+++ ENTRIES SHOWN

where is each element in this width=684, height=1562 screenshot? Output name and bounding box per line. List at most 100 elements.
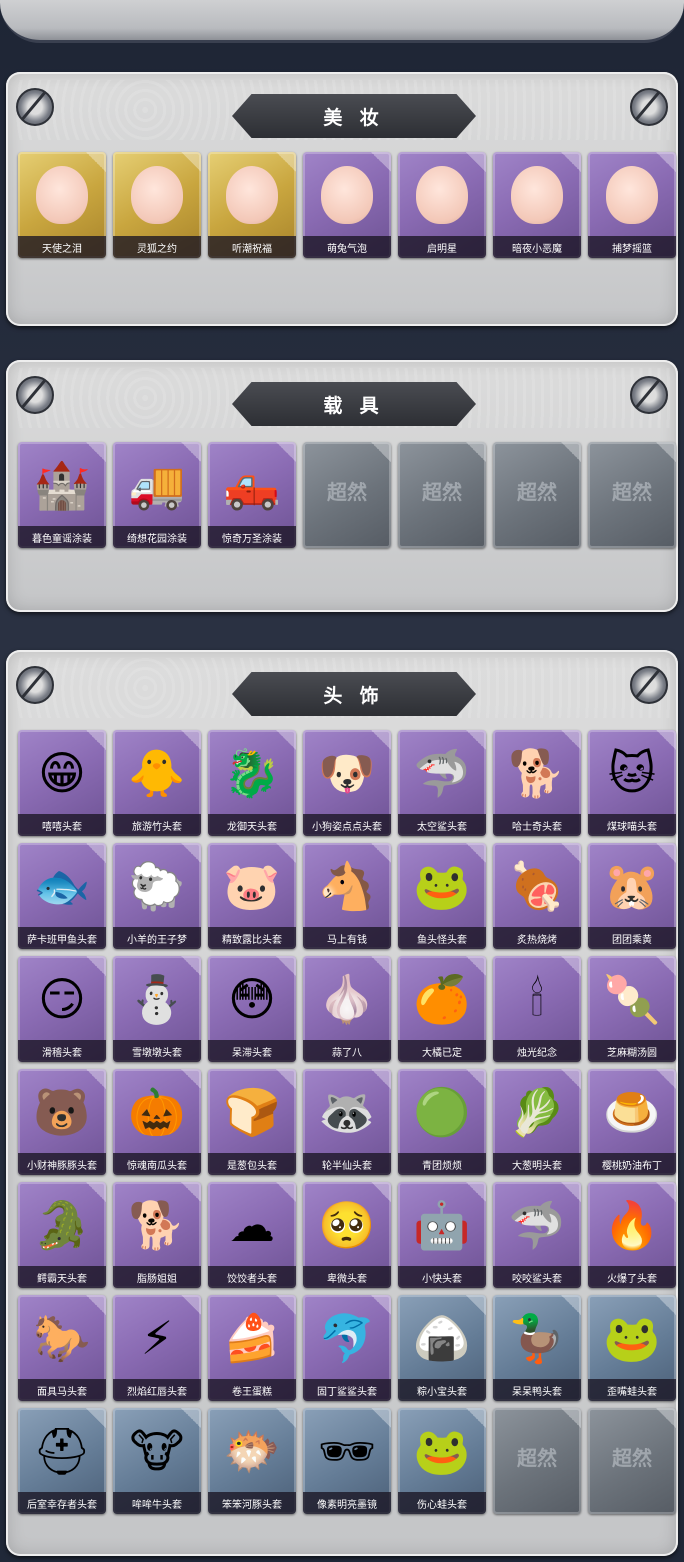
bbq-meat-icon: 🍖	[508, 860, 566, 912]
item-card[interactable]: 萌兔气泡	[303, 152, 391, 258]
item-card[interactable]: 🍊 大橘已定	[398, 956, 486, 1062]
item-label: 固丁鲨鲨头套	[303, 1379, 391, 1401]
item-label: 捕梦摇篮	[588, 236, 676, 258]
item-card[interactable]: 🏰 暮色童谣涂装	[18, 442, 106, 548]
item-card[interactable]: ⚡ 烈焰红唇头套	[113, 1295, 201, 1401]
item-label: 暮色童谣涂装	[18, 526, 106, 548]
item-card[interactable]: 🐶 小狗姿点点头套	[303, 730, 391, 836]
item-card[interactable]: 🎃 惊魂南瓜头套	[113, 1069, 201, 1175]
item-card[interactable]: 🦈 咬咬鲨头套	[493, 1182, 581, 1288]
item-label: 听潮祝福	[208, 236, 296, 258]
item-card[interactable]: 🐡 笨笨河豚头套	[208, 1408, 296, 1514]
item-card[interactable]: 🐥 旅游竹头套	[113, 730, 201, 836]
item-card[interactable]: 🐎 面具马头套	[18, 1295, 106, 1401]
item-card[interactable]: 🦆 呆呆鸭头套	[493, 1295, 581, 1401]
item-card[interactable]: 🐸 歪嘴蛙头套	[588, 1295, 676, 1401]
star-glasses-face-icon	[398, 158, 486, 232]
item-card[interactable]: 🟢 青团烦烦	[398, 1069, 486, 1175]
empty-item-slot[interactable]: 超然	[493, 442, 581, 548]
empty-item-slot[interactable]: 超然	[303, 442, 391, 548]
item-card[interactable]: 暗夜小恶魔	[493, 152, 581, 258]
item-card[interactable]: 🐬 固丁鲨鲨头套	[303, 1295, 391, 1401]
item-card[interactable]: 启明星	[398, 152, 486, 258]
item-label: 饺饺者头套	[208, 1266, 296, 1288]
watermark-logo-icon: 超然	[612, 1446, 652, 1470]
cloud-head-icon: ☁	[229, 1199, 275, 1251]
item-card[interactable]: 灵狐之约	[113, 152, 201, 258]
item-card[interactable]: 🤖 小快头套	[398, 1182, 486, 1288]
empty-item-slot[interactable]: 超然	[398, 442, 486, 548]
item-label: 呆呆鸭头套	[493, 1379, 581, 1401]
item-card[interactable]: 🥬 大葱明头套	[493, 1069, 581, 1175]
item-card[interactable]: 🚚 绮想花园涂装	[113, 442, 201, 548]
item-card[interactable]: 🔥 火爆了头套	[588, 1182, 676, 1288]
item-card[interactable]: 😳 呆滞头套	[208, 956, 296, 1062]
item-card[interactable]: ⛑ 后室幸存者头套	[18, 1408, 106, 1514]
empty-item-slot[interactable]: 超然	[588, 1408, 676, 1514]
castle-carriage-icon: 🏰	[33, 459, 91, 511]
item-card[interactable]: 🦈 太空鲨头套	[398, 730, 486, 836]
item-card[interactable]: 🍰 卷王蛋糕	[208, 1295, 296, 1401]
roll-cake-icon: 🍰	[223, 1312, 281, 1364]
item-card[interactable]: 🍮 樱桃奶油布丁	[588, 1069, 676, 1175]
item-card[interactable]: 😁 嘻嘻头套	[18, 730, 106, 836]
empty-item-slot[interactable]: 超然	[588, 442, 676, 548]
item-card[interactable]: 🐕 脂肠姐姐	[113, 1182, 201, 1288]
section-title-banner: 美 妆	[232, 94, 476, 138]
item-card[interactable]: 🐟 萨卡班甲鱼头套	[18, 843, 106, 949]
item-card[interactable]: 🐻 小财神豚豚头套	[18, 1069, 106, 1175]
empty-item-slot[interactable]: 超然	[493, 1408, 581, 1514]
item-card[interactable]: 听潮祝福	[208, 152, 296, 258]
doll-face-shape	[226, 166, 278, 224]
item-card[interactable]: 🐹 团团乘黄	[588, 843, 676, 949]
item-card[interactable]: 🐷 精致露比头套	[208, 843, 296, 949]
item-card[interactable]: 🍡 芝麻糊汤圆	[588, 956, 676, 1062]
item-card[interactable]: 🐊 鳄霸天头套	[18, 1182, 106, 1288]
item-card[interactable]: ☁ 饺饺者头套	[208, 1182, 296, 1288]
pumpkin-head-icon: 🎃	[128, 1086, 186, 1138]
item-card[interactable]: 🕯 烛光纪念	[493, 956, 581, 1062]
item-card[interactable]: 🦝 轮半仙头套	[303, 1069, 391, 1175]
item-card[interactable]: 🐮 哞哞牛头套	[113, 1408, 201, 1514]
item-card[interactable]: 🐑 小羊的王子梦	[113, 843, 201, 949]
item-label: 樱桃奶油布丁	[588, 1153, 676, 1175]
item-card[interactable]: 🧄 蒜了八	[303, 956, 391, 1062]
pufferfish-head-icon: 🐡	[223, 1425, 281, 1477]
item-card[interactable]: 捕梦摇篮	[588, 152, 676, 258]
item-card[interactable]: 🐴 马上有钱	[303, 843, 391, 949]
cat-head-icon: 🐱	[608, 747, 656, 799]
item-card[interactable]: 🐸 鱼头怪头套	[398, 843, 486, 949]
item-label: 哞哞牛头套	[113, 1492, 201, 1514]
item-card[interactable]: 🐕 哈士奇头套	[493, 730, 581, 836]
headwear-section: 头 饰 😁 嘻嘻头套 🐥 旅游竹头套 🐉 龙御天头套 🐶 小狗姿点点头套 🦈 太空鲨头套 🐕 哈士奇头…	[6, 650, 678, 1556]
item-label: 脂肠姐姐	[113, 1266, 201, 1288]
sad-frog-icon: 🐸	[413, 1425, 471, 1477]
watermark-logo-icon: 超然	[517, 480, 557, 504]
item-card[interactable]: 🐸 伤心蛙头套	[398, 1408, 486, 1514]
headwear-grid: 😁 嘻嘻头套 🐥 旅游竹头套 🐉 龙御天头套 🐶 小狗姿点点头套 🦈 太空鲨头套 🐕 哈士奇头套 🐱 煤球…	[18, 730, 676, 1514]
section-title-banner: 头 饰	[232, 672, 476, 716]
section-title: 头 饰	[323, 685, 385, 707]
item-label: 雪墩墩头套	[113, 1040, 201, 1062]
item-label: 青团烦烦	[398, 1153, 486, 1175]
item-card[interactable]: 🍞 是葱包头套	[208, 1069, 296, 1175]
item-card[interactable]: 🥺 卑微头套	[303, 1182, 391, 1288]
item-card[interactable]: 😏 滑稽头套	[18, 956, 106, 1062]
dumpling-head-icon: 🍡	[603, 973, 661, 1025]
item-card[interactable]: 🛻 惊奇万圣涂装	[208, 442, 296, 548]
item-card[interactable]: 🕶 像素明亮墨镜	[303, 1408, 391, 1514]
item-card[interactable]: 🐱 煤球喵头套	[588, 730, 676, 836]
item-label: 萨卡班甲鱼头套	[18, 927, 106, 949]
item-card[interactable]: 🍖 炙热烧烤	[493, 843, 581, 949]
item-card[interactable]: 天使之泪	[18, 152, 106, 258]
item-card[interactable]: 🐉 龙御天头套	[208, 730, 296, 836]
green-bun-icon: 🟢	[413, 1086, 471, 1138]
watermark-logo-icon: 超然	[612, 480, 652, 504]
blue-shark-icon: 🐬	[318, 1312, 376, 1364]
item-card[interactable]: ⛄ 雪墩墩头套	[113, 956, 201, 1062]
item-label: 伤心蛙头套	[398, 1492, 486, 1514]
compass-ornament-icon	[630, 376, 668, 414]
item-label: 卑微头套	[303, 1266, 391, 1288]
doll-face-shape	[36, 166, 88, 224]
item-card[interactable]: 🍙 粽小宝头套	[398, 1295, 486, 1401]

++++++

● **YOUR INSTRUCTIONS**
Reproduce every line above with "screenshot" switched to "image", keeping everything else the same and leaving out the pictures.

● **TASK OUTPUT**
where is each element in this width=684, height=1562 image? Output name and bounding box per line. List at most 100 elements.
bbq-meat-icon: 🍖	[508, 860, 566, 912]
item-card[interactable]: 萌兔气泡	[303, 152, 391, 258]
item-card[interactable]: 🍊 大橘已定	[398, 956, 486, 1062]
item-label: 固丁鲨鲨头套	[303, 1379, 391, 1401]
item-label: 捕梦摇篮	[588, 236, 676, 258]
item-card[interactable]: 🏰 暮色童谣涂装	[18, 442, 106, 548]
item-card[interactable]: ⚡ 烈焰红唇头套	[113, 1295, 201, 1401]
item-label: 暮色童谣涂装	[18, 526, 106, 548]
item-card[interactable]: 🐶 小狗姿点点头套	[303, 730, 391, 836]
item-card[interactable]: 🎃 惊魂南瓜头套	[113, 1069, 201, 1175]
item-card[interactable]: 🦈 咬咬鲨头套	[493, 1182, 581, 1288]
item-label: 听潮祝福	[208, 236, 296, 258]
item-card[interactable]: 🐡 笨笨河豚头套	[208, 1408, 296, 1514]
item-card[interactable]: 🐥 旅游竹头套	[113, 730, 201, 836]
item-card[interactable]: 🐎 面具马头套	[18, 1295, 106, 1401]
item-card[interactable]: 🦆 呆呆鸭头套	[493, 1295, 581, 1401]
item-card[interactable]: 🐸 歪嘴蛙头套	[588, 1295, 676, 1401]
star-glasses-face-icon	[398, 158, 486, 232]
item-card[interactable]: 🟢 青团烦烦	[398, 1069, 486, 1175]
empty-item-slot[interactable]: 超然	[493, 442, 581, 548]
empty-item-slot[interactable]: 超然	[303, 442, 391, 548]
item-card[interactable]: 暗夜小恶魔	[493, 152, 581, 258]
item-card[interactable]: 🐬 固丁鲨鲨头套	[303, 1295, 391, 1401]
item-card[interactable]: 启明星	[398, 152, 486, 258]
item-label: 饺饺者头套	[208, 1266, 296, 1288]
watermark-logo-icon: 超然	[612, 1446, 652, 1470]
cloud-head-icon: ☁	[229, 1199, 275, 1251]
item-card[interactable]: 灵狐之约	[113, 152, 201, 258]
item-card[interactable]: 🤖 小快头套	[398, 1182, 486, 1288]
empty-item-slot[interactable]: 超然	[398, 442, 486, 548]
item-label: 呆呆鸭头套	[493, 1379, 581, 1401]
item-card[interactable]: 🥬 大葱明头套	[493, 1069, 581, 1175]
item-card[interactable]: 🚚 绮想花园涂装	[113, 442, 201, 548]
item-card[interactable]: 🔥 火爆了头套	[588, 1182, 676, 1288]
item-card[interactable]: 😳 呆滞头套	[208, 956, 296, 1062]
item-card[interactable]: ⛑ 后室幸存者头套	[18, 1408, 106, 1514]
empty-item-slot[interactable]: 超然	[588, 1408, 676, 1514]
castle-carriage-icon: 🏰	[33, 459, 91, 511]
item-card[interactable]: 🦈 太空鲨头套	[398, 730, 486, 836]
item-card[interactable]: 🍰 卷王蛋糕	[208, 1295, 296, 1401]
roll-cake-icon: 🍰	[223, 1312, 281, 1364]
item-card[interactable]: 🍮 樱桃奶油布丁	[588, 1069, 676, 1175]
item-card[interactable]: 😁 嘻嘻头套	[18, 730, 106, 836]
empty-item-slot[interactable]: 超然	[588, 442, 676, 548]
item-card[interactable]: 🐕 脂肠姐姐	[113, 1182, 201, 1288]
section-title-banner: 美 妆	[232, 94, 476, 138]
item-card[interactable]: 🐟 萨卡班甲鱼头套	[18, 843, 106, 949]
item-card[interactable]: 🐻 小财神豚豚头套	[18, 1069, 106, 1175]
empty-item-slot[interactable]: 超然	[493, 1408, 581, 1514]
item-card[interactable]: 听潮祝福	[208, 152, 296, 258]
doll-face-shape	[226, 166, 278, 224]
item-card[interactable]: 🐹 团团乘黄	[588, 843, 676, 949]
item-card[interactable]: 🐷 精致露比头套	[208, 843, 296, 949]
item-card[interactable]: 🍡 芝麻糊汤圆	[588, 956, 676, 1062]
item-card[interactable]: 🐊 鳄霸天头套	[18, 1182, 106, 1288]
item-card[interactable]: ☁ 饺饺者头套	[208, 1182, 296, 1288]
pumpkin-head-icon: 🎃	[128, 1086, 186, 1138]
item-card[interactable]: 🕯 烛光纪念	[493, 956, 581, 1062]
item-card[interactable]: 🦝 轮半仙头套	[303, 1069, 391, 1175]
item-card[interactable]: 🐮 哞哞牛头套	[113, 1408, 201, 1514]
item-card[interactable]: 🐑 小羊的王子梦	[113, 843, 201, 949]
item-label: 樱桃奶油布丁	[588, 1153, 676, 1175]
item-card[interactable]: 🧄 蒜了八	[303, 956, 391, 1062]
pufferfish-head-icon: 🐡	[223, 1425, 281, 1477]
item-card[interactable]: 捕梦摇篮	[588, 152, 676, 258]
item-card[interactable]: 🐴 马上有钱	[303, 843, 391, 949]
cat-head-icon: 🐱	[608, 747, 656, 799]
item-card[interactable]: 🐸 鱼头怪头套	[398, 843, 486, 949]
item-label: 哞哞牛头套	[113, 1492, 201, 1514]
item-card[interactable]: 🐕 哈士奇头套	[493, 730, 581, 836]
headwear-section: 头 饰 😁 嘻嘻头套 🐥 旅游竹头套 🐉 龙御天头套 🐶 小狗姿点点头套 🦈 太空鲨头套 🐕 哈士奇头…	[6, 650, 678, 1556]
item-label: 脂肠姐姐	[113, 1266, 201, 1288]
sad-frog-icon: 🐸	[413, 1425, 471, 1477]
watermark-logo-icon: 超然	[517, 480, 557, 504]
item-card[interactable]: 🐸 伤心蛙头套	[398, 1408, 486, 1514]
headwear-grid: 😁 嘻嘻头套 🐥 旅游竹头套 🐉 龙御天头套 🐶 小狗姿点点头套 🦈 太空鲨头套 🐕 哈士奇头套 🐱 煤球…	[18, 730, 676, 1514]
section-title-banner: 头 饰	[232, 672, 476, 716]
section-title: 头 饰	[323, 685, 385, 707]
item-label: 雪墩墩头套	[113, 1040, 201, 1062]
item-label: 青团烦烦	[398, 1153, 486, 1175]
item-card[interactable]: 🍞 是葱包头套	[208, 1069, 296, 1175]
item-card[interactable]: 🥺 卑微头套	[303, 1182, 391, 1288]
item-card[interactable]: 😏 滑稽头套	[18, 956, 106, 1062]
dumpling-head-icon: 🍡	[603, 973, 661, 1025]
item-card[interactable]: 🛻 惊奇万圣涂装	[208, 442, 296, 548]
item-card[interactable]: 🕶 像素明亮墨镜	[303, 1408, 391, 1514]
item-card[interactable]: 🐱 煤球喵头套	[588, 730, 676, 836]
item-label: 萨卡班甲鱼头套	[18, 927, 106, 949]
item-card[interactable]: 🍖 炙热烧烤	[493, 843, 581, 949]
item-card[interactable]: 天使之泪	[18, 152, 106, 258]
item-card[interactable]: 🐉 龙御天头套	[208, 730, 296, 836]
green-bun-icon: 🟢	[413, 1086, 471, 1138]
watermark-logo-icon: 超然	[612, 480, 652, 504]
blue-shark-icon: 🐬	[318, 1312, 376, 1364]
item-card[interactable]: ⛄ 雪墩墩头套	[113, 956, 201, 1062]
item-label: 伤心蛙头套	[398, 1492, 486, 1514]
compass-ornament-icon	[630, 376, 668, 414]
item-label: 卑微头套	[303, 1266, 391, 1288]
doll-face-shape	[36, 166, 88, 224]
item-card[interactable]: 🍙 粽小宝头套	[398, 1295, 486, 1401]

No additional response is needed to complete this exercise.